◆ Given instruction
Skip all pictures, then print the remaining material exactly.
==============================
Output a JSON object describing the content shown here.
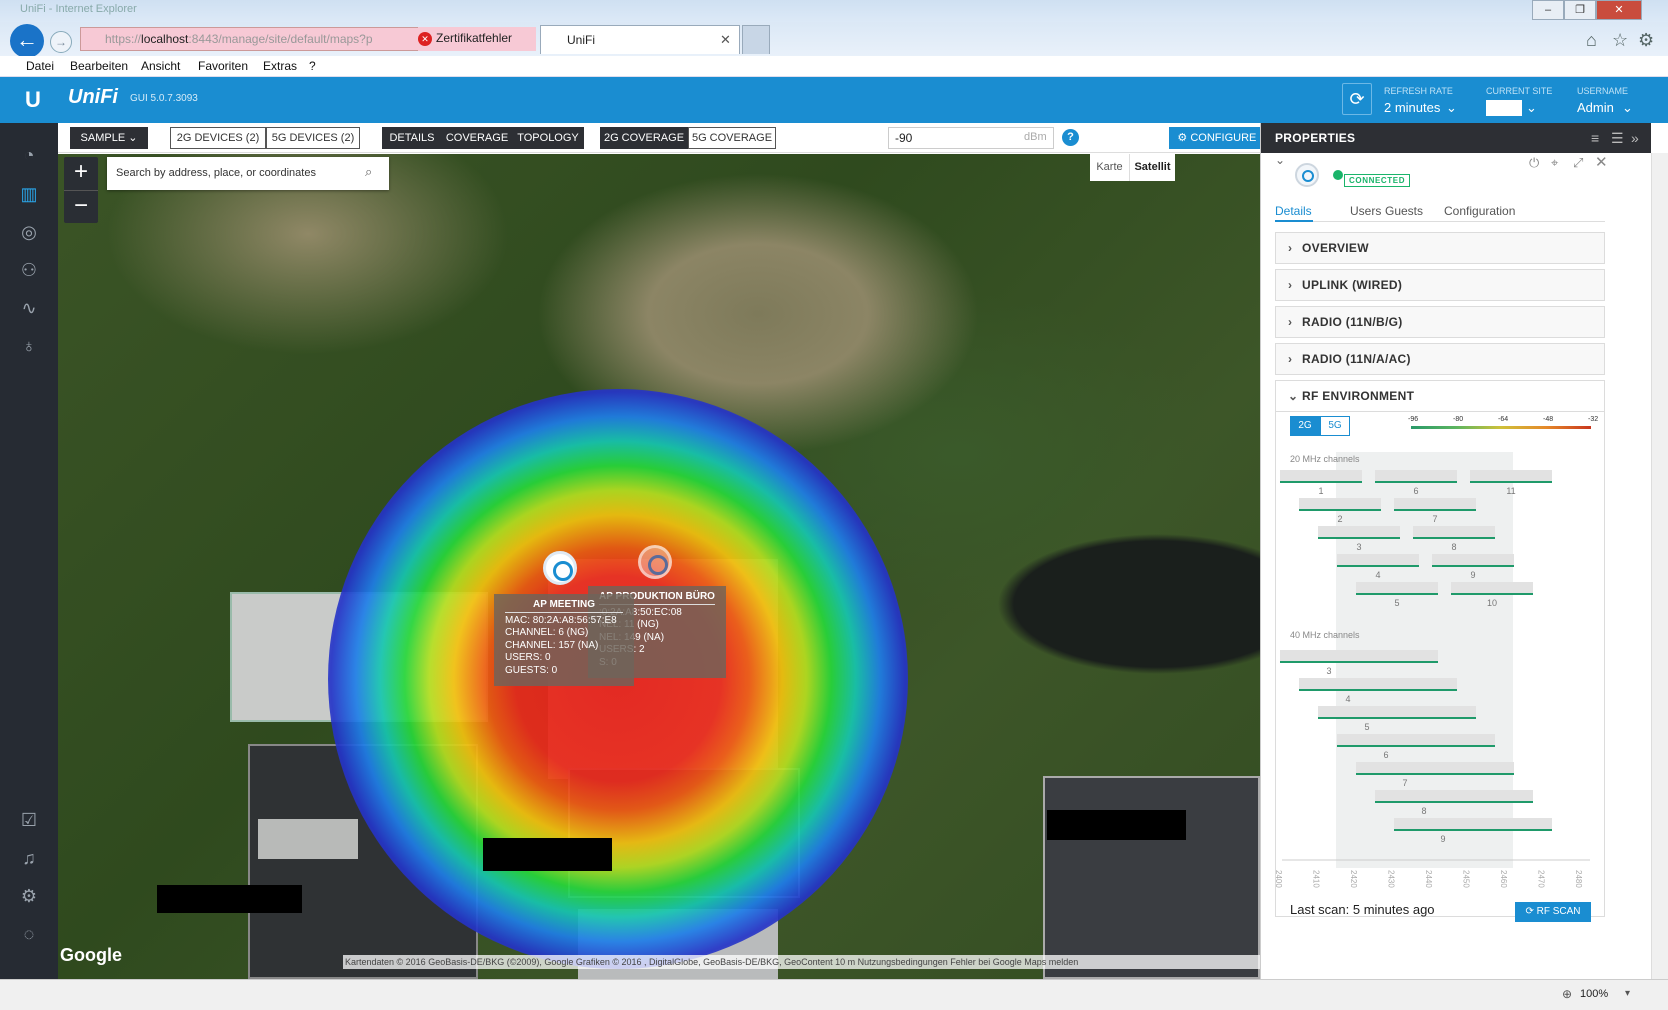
{
  "browser": {
    "title": "UniFi - Internet Explorer",
    "address_dim": "https://",
    "address_host": "localhost",
    "address_rest": ":8443/manage/site/default/maps?p",
    "cert_error": "Zertifikatfehler",
    "tab_title": "UniFi",
    "zoom": "100%",
    "menu": [
      "Datei",
      "Bearbeiten",
      "Ansicht",
      "Favoriten",
      "Extras",
      "?"
    ]
  },
  "header": {
    "brand": "UniFi",
    "version": "GUI 5.0.7.3093",
    "refresh_label": "REFRESH RATE",
    "refresh_value": "2 minutes",
    "site_label": "CURRENT SITE",
    "user_label": "USERNAME",
    "user_value": "Admin"
  },
  "toolbar": {
    "sample": "SAMPLE",
    "devices_2g": "2G DEVICES (2)",
    "devices_5g": "5G DEVICES (2)",
    "details": "DETAILS",
    "coverage": "COVERAGE",
    "topology": "TOPOLOGY",
    "coverage_2g": "2G COVERAGE",
    "coverage_5g": "5G COVERAGE",
    "dbm_value": "-90",
    "dbm_unit": "dBm",
    "help": "?",
    "configure_maps": "CONFIGURE MAPS"
  },
  "map": {
    "search_placeholder": "Search by address, place, or coordinates",
    "karte": "Karte",
    "satellit": "Satellit",
    "google": "Google",
    "attribution": "Kartendaten © 2016 GeoBasis-DE/BKG (©2009), Google Grafiken © 2016 , DigitalGlobe, GeoBasis-DE/BKG, GeoContent   10 m   Nutzungsbedingungen   Fehler bei Google Maps melden",
    "ap1": {
      "name": "AP MEETING",
      "mac": "MAC: 80:2A:A8:56:57:E8",
      "ch1": "CHANNEL: 6 (NG)",
      "ch2": "CHANNEL: 157 (NA)",
      "users": "USERS: 0",
      "guests": "GUESTS: 0"
    },
    "ap2": {
      "name": "AP PRODUKTION BÜRO",
      "mac": ":0:2A:A8:50:EC:08",
      "ch1": "NEL: 11 (NG)",
      "ch2": "NEL: 149 (NA)",
      "users": "USERS: 2",
      "guests": "S: 0"
    }
  },
  "properties": {
    "title": "PROPERTIES",
    "status": "CONNECTED",
    "tabs": [
      "Details",
      "Users",
      "Guests",
      "Configuration"
    ],
    "sections": [
      "OVERVIEW",
      "UPLINK (WIRED)",
      "RADIO (11N/B/G)",
      "RADIO (11N/A/AC)",
      "RF ENVIRONMENT"
    ],
    "band_2g": "2G",
    "band_5g": "5G",
    "scale": [
      "-96",
      "-80",
      "-64",
      "-48",
      "-32"
    ],
    "ch20_label": "20 MHz channels",
    "ch20": [
      "1",
      "6",
      "11",
      "2",
      "7",
      "3",
      "8",
      "4",
      "9",
      "5",
      "10"
    ],
    "ch40_label": "40 MHz channels",
    "ch40": [
      "3",
      "4",
      "5",
      "6",
      "7",
      "8",
      "9"
    ],
    "freq_axis": [
      "2400",
      "2410",
      "2420",
      "2430",
      "2440",
      "2450",
      "2460",
      "2470",
      "2480"
    ],
    "last_scan": "Last scan: 5 minutes ago",
    "rf_scan": "RF SCAN"
  }
}
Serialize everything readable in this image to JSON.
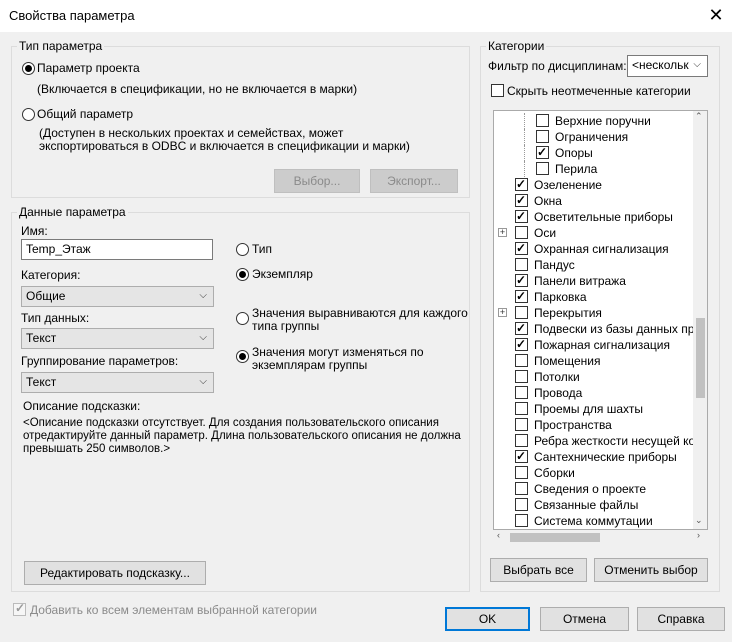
{
  "window": {
    "title": "Свойства параметра",
    "close_glyph": "✕"
  },
  "param_type": {
    "legend": "Тип параметра",
    "project_label": "Параметр проекта",
    "project_desc": "(Включается в спецификации, но не включается в марки)",
    "shared_label": "Общий параметр",
    "shared_desc_1": "(Доступен в нескольких проектах и семействах, может",
    "shared_desc_2": "экспортироваться в ODBC и включается в спецификации и марки)",
    "select_btn": "Выбор...",
    "export_btn": "Экспорт..."
  },
  "param_data": {
    "legend": "Данные параметра",
    "name_label": "Имя:",
    "name_value": "Temp_Этаж",
    "category_label": "Категория:",
    "category_value": "Общие",
    "datatype_label": "Тип данных:",
    "datatype_value": "Текст",
    "grouping_label": "Группирование параметров:",
    "grouping_value": "Текст",
    "type_label": "Тип",
    "instance_label": "Экземпляр",
    "align_label_1": "Значения выравниваются для каждого",
    "align_label_2": "типа группы",
    "vary_label_1": "Значения могут изменяться по",
    "vary_label_2": "экземплярам группы",
    "tooltip_label": "Описание подсказки:",
    "tooltip_1": "<Описание подсказки отсутствует. Для создания пользовательского описания",
    "tooltip_2": "отредактируйте данный параметр. Длина пользовательского описания не должна",
    "tooltip_3": "превышать 250 символов.>",
    "edit_tooltip_btn": "Редактировать подсказку..."
  },
  "categories": {
    "legend": "Категории",
    "filter_label": "Фильтр по дисциплинам:",
    "filter_value": "<нескольк",
    "hide_unchecked": "Скрыть неотмеченные категории",
    "items": [
      {
        "label": "Верхние поручни",
        "checked": false,
        "level": 2,
        "expand": false
      },
      {
        "label": "Ограничения",
        "checked": false,
        "level": 2,
        "expand": false
      },
      {
        "label": "Опоры",
        "checked": true,
        "level": 2,
        "expand": false
      },
      {
        "label": "Перила",
        "checked": false,
        "level": 2,
        "expand": false
      },
      {
        "label": "Озеленение",
        "checked": true,
        "level": 1,
        "expand": false
      },
      {
        "label": "Окна",
        "checked": true,
        "level": 1,
        "expand": false
      },
      {
        "label": "Осветительные приборы",
        "checked": true,
        "level": 1,
        "expand": false
      },
      {
        "label": "Оси",
        "checked": false,
        "level": 1,
        "expand": true
      },
      {
        "label": "Охранная сигнализация",
        "checked": true,
        "level": 1,
        "expand": false
      },
      {
        "label": "Пандус",
        "checked": false,
        "level": 1,
        "expand": false
      },
      {
        "label": "Панели витража",
        "checked": true,
        "level": 1,
        "expand": false
      },
      {
        "label": "Парковка",
        "checked": true,
        "level": 1,
        "expand": false
      },
      {
        "label": "Перекрытия",
        "checked": false,
        "level": 1,
        "expand": true
      },
      {
        "label": "Подвески из базы данных прои",
        "checked": true,
        "level": 1,
        "expand": false
      },
      {
        "label": "Пожарная сигнализация",
        "checked": true,
        "level": 1,
        "expand": false
      },
      {
        "label": "Помещения",
        "checked": false,
        "level": 1,
        "expand": false
      },
      {
        "label": "Потолки",
        "checked": false,
        "level": 1,
        "expand": false
      },
      {
        "label": "Провода",
        "checked": false,
        "level": 1,
        "expand": false
      },
      {
        "label": "Проемы для шахты",
        "checked": false,
        "level": 1,
        "expand": false
      },
      {
        "label": "Пространства",
        "checked": false,
        "level": 1,
        "expand": false
      },
      {
        "label": "Ребра жесткости несущей конс",
        "checked": false,
        "level": 1,
        "expand": false
      },
      {
        "label": "Сантехнические приборы",
        "checked": true,
        "level": 1,
        "expand": false
      },
      {
        "label": "Сборки",
        "checked": false,
        "level": 1,
        "expand": false
      },
      {
        "label": "Сведения о проекте",
        "checked": false,
        "level": 1,
        "expand": false
      },
      {
        "label": "Связанные файлы",
        "checked": false,
        "level": 1,
        "expand": false
      },
      {
        "label": "Система коммутации",
        "checked": false,
        "level": 1,
        "expand": false
      }
    ],
    "select_all_btn": "Выбрать все",
    "deselect_btn": "Отменить выбор"
  },
  "footer": {
    "add_all_label": "Добавить ко всем элементам выбранной категории",
    "ok_btn": "OK",
    "cancel_btn": "Отмена",
    "help_btn": "Справка"
  }
}
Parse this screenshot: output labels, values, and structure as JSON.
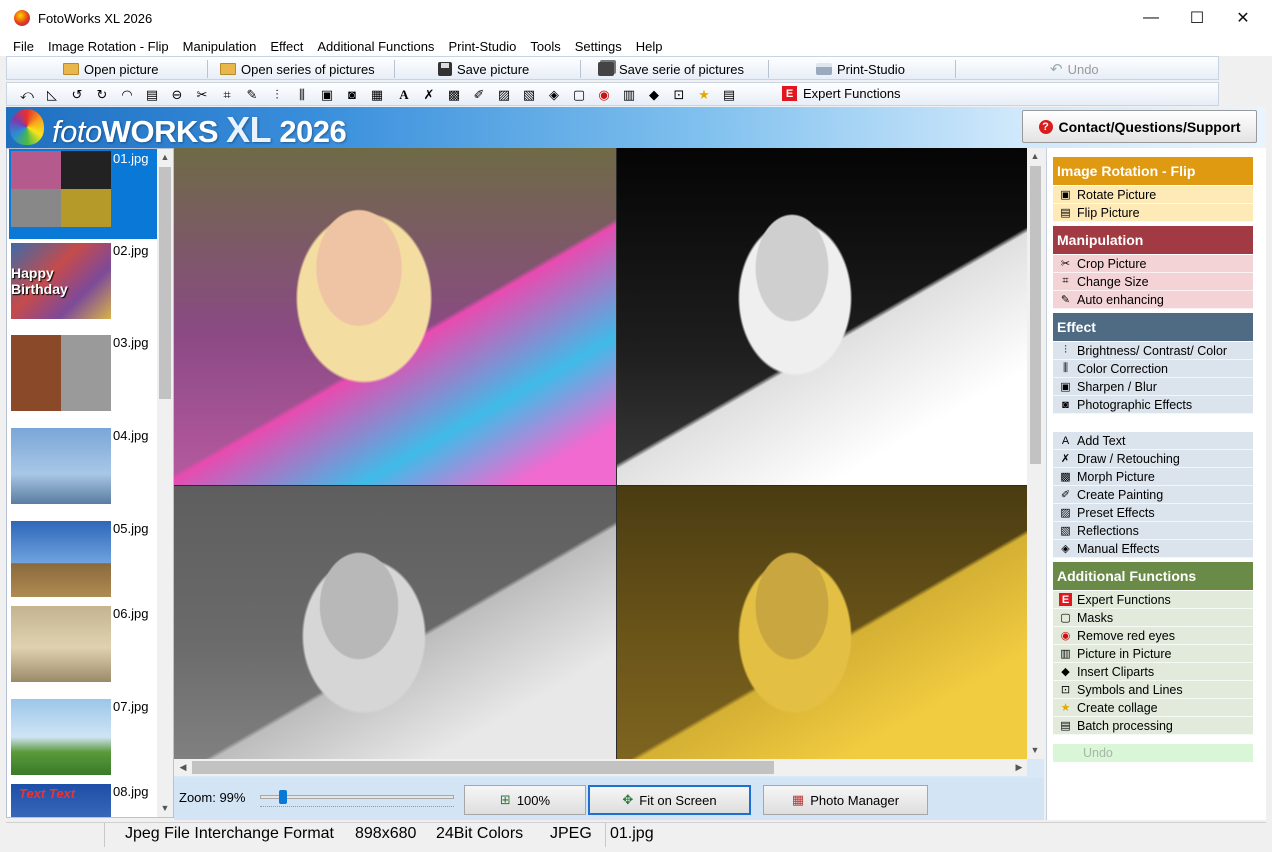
==============================
◆ Task response
Output a JSON object describing the content shown here.
{
  "browser": {
    "title": "UniFi - Internet Explorer",
    "address_dim": "https://",
    "address_host": "localhost",
    "address_rest": ":8443/manage/site/default/maps?p",
    "cert_error": "Zertifikatfehler",
    "tab_title": "UniFi",
    "zoom": "100%",
    "menu": [
      "Datei",
      "Bearbeiten",
      "Ansicht",
      "Favoriten",
      "Extras",
      "?"
    ]
  },
  "header": {
    "brand": "UniFi",
    "version": "GUI 5.0.7.3093",
    "refresh_label": "REFRESH RATE",
    "refresh_value": "2 minutes",
    "site_label": "CURRENT SITE",
    "user_label": "USERNAME",
    "user_value": "Admin"
  },
  "toolbar": {
    "sample": "SAMPLE",
    "devices_2g": "2G DEVICES (2)",
    "devices_5g": "5G DEVICES (2)",
    "details": "DETAILS",
    "coverage": "COVERAGE",
    "topology": "TOPOLOGY",
    "coverage_2g": "2G COVERAGE",
    "coverage_5g": "5G COVERAGE",
    "dbm_value": "-90",
    "dbm_unit": "dBm",
    "help": "?",
    "configure_maps": "CONFIGURE MAPS"
  },
  "map": {
    "search_placeholder": "Search by address, place, or coordinates",
    "karte": "Karte",
    "satellit": "Satellit",
    "google": "Google",
    "attribution": "Kartendaten © 2016 GeoBasis-DE/BKG (©2009), Google Grafiken © 2016 , DigitalGlobe, GeoBasis-DE/BKG, GeoContent   10 m   Nutzungsbedingungen   Fehler bei Google Maps melden",
    "ap1": {
      "name": "AP MEETING",
      "mac": "MAC: 80:2A:A8:56:57:E8",
      "ch1": "CHANNEL: 6 (NG)",
      "ch2": "CHANNEL: 157 (NA)",
      "users": "USERS: 0",
      "guests": "GUESTS: 0"
    },
    "ap2": {
      "name": "AP PRODUKTION BÜRO",
      "mac": ":0:2A:A8:50:EC:08",
      "ch1": "NEL: 11 (NG)",
      "ch2": "NEL: 149 (NA)",
      "users": "USERS: 2",
      "guests": "S: 0"
    }
  },
  "properties": {
    "title": "PROPERTIES",
    "status": "CONNECTED",
    "tabs": [
      "Details",
      "Users",
      "Guests",
      "Configuration"
    ],
    "sections": [
      "OVERVIEW",
      "UPLINK (WIRED)",
      "RADIO (11N/B/G)",
      "RADIO (11N/A/AC)",
      "RF ENVIRONMENT"
    ],
    "band_2g": "2G",
    "band_5g": "5G",
    "scale": [
      "-96",
      "-80",
      "-64",
      "-48",
      "-32"
    ],
    "ch20_label": "20 MHz channels",
    "ch20": [
      "1",
      "6",
      "11",
      "2",
      "7",
      "3",
      "8",
      "4",
      "9",
      "5",
      "10"
    ],
    "ch40_label": "40 MHz channels",
    "ch40": [
      "3",
      "4",
      "5",
      "6",
      "7",
      "8",
      "9"
    ],
    "freq_axis": [
      "2400",
      "2410",
      "2420",
      "2430",
      "2440",
      "2450",
      "2460",
      "2470",
      "2480"
    ],
    "last_scan": "Last scan: 5 minutes ago",
    "rf_scan": "RF SCAN"
  }
}
Serialize everything readable in this image to JSON.
{
  "window": {
    "title": "Свойства параметра",
    "close_glyph": "✕"
  },
  "param_type": {
    "legend": "Тип параметра",
    "project_label": "Параметр проекта",
    "project_desc": "(Включается в спецификации, но не включается в марки)",
    "shared_label": "Общий параметр",
    "shared_desc_1": "(Доступен в нескольких проектах и семействах, может",
    "shared_desc_2": "экспортироваться в ODBC и включается в спецификации и марки)",
    "select_btn": "Выбор...",
    "export_btn": "Экспорт..."
  },
  "param_data": {
    "legend": "Данные параметра",
    "name_label": "Имя:",
    "name_value": "Temp_Этаж",
    "category_label": "Категория:",
    "category_value": "Общие",
    "datatype_label": "Тип данных:",
    "datatype_value": "Текст",
    "grouping_label": "Группирование параметров:",
    "grouping_value": "Текст",
    "type_label": "Тип",
    "instance_label": "Экземпляр",
    "align_label_1": "Значения выравниваются для каждого",
    "align_label_2": "типа группы",
    "vary_label_1": "Значения могут изменяться по",
    "vary_label_2": "экземплярам группы",
    "tooltip_label": "Описание подсказки:",
    "tooltip_1": "<Описание подсказки отсутствует. Для создания пользовательского описания",
    "tooltip_2": "отредактируйте данный параметр. Длина пользовательского описания не должна",
    "tooltip_3": "превышать 250 символов.>",
    "edit_tooltip_btn": "Редактировать подсказку..."
  },
  "categories": {
    "legend": "Категории",
    "filter_label": "Фильтр по дисциплинам:",
    "filter_value": "<нескольк",
    "hide_unchecked": "Скрыть неотмеченные категории",
    "items": [
      {
        "label": "Верхние поручни",
        "checked": false,
        "level": 2,
        "expand": false
      },
      {
        "label": "Ограничения",
        "checked": false,
        "level": 2,
        "expand": false
      },
      {
        "label": "Опоры",
        "checked": true,
        "level": 2,
        "expand": false
      },
      {
        "label": "Перила",
        "checked": false,
        "level": 2,
        "expand": false
      },
      {
        "label": "Озеленение",
        "checked": true,
        "level": 1,
        "expand": false
      },
      {
        "label": "Окна",
        "checked": true,
        "level": 1,
        "expand": false
      },
      {
        "label": "Осветительные приборы",
        "checked": true,
        "level": 1,
        "expand": false
      },
      {
        "label": "Оси",
        "checked": false,
        "level": 1,
        "expand": true
      },
      {
        "label": "Охранная сигнализация",
        "checked": true,
        "level": 1,
        "expand": false
      },
      {
        "label": "Пандус",
        "checked": false,
        "level": 1,
        "expand": false
      },
      {
        "label": "Панели витража",
        "checked": true,
        "level": 1,
        "expand": false
      },
      {
        "label": "Парковка",
        "checked": true,
        "level": 1,
        "expand": false
      },
      {
        "label": "Перекрытия",
        "checked": false,
        "level": 1,
        "expand": true
      },
      {
        "label": "Подвески из базы данных прои",
        "checked": true,
        "level": 1,
        "expand": false
      },
      {
        "label": "Пожарная сигнализация",
        "checked": true,
        "level": 1,
        "expand": false
      },
      {
        "label": "Помещения",
        "checked": false,
        "level": 1,
        "expand": false
      },
      {
        "label": "Потолки",
        "checked": false,
        "level": 1,
        "expand": false
      },
      {
        "label": "Провода",
        "checked": false,
        "level": 1,
        "expand": false
      },
      {
        "label": "Проемы для шахты",
        "checked": false,
        "level": 1,
        "expand": false
      },
      {
        "label": "Пространства",
        "checked": false,
        "level": 1,
        "expand": false
      },
      {
        "label": "Ребра жесткости несущей конс",
        "checked": false,
        "level": 1,
        "expand": false
      },
      {
        "label": "Сантехнические приборы",
        "checked": true,
        "level": 1,
        "expand": false
      },
      {
        "label": "Сборки",
        "checked": false,
        "level": 1,
        "expand": false
      },
      {
        "label": "Сведения о проекте",
        "checked": false,
        "level": 1,
        "expand": false
      },
      {
        "label": "Связанные файлы",
        "checked": false,
        "level": 1,
        "expand": false
      },
      {
        "label": "Система коммутации",
        "checked": false,
        "level": 1,
        "expand": false
      }
    ],
    "select_all_btn": "Выбрать все",
    "deselect_btn": "Отменить выбор"
  },
  "footer": {
    "add_all_label": "Добавить ко всем элементам выбранной категории",
    "ok_btn": "OK",
    "cancel_btn": "Отмена",
    "help_btn": "Справка"
  }
}
Parse this screenshot: output labels, values, and structure as JSON.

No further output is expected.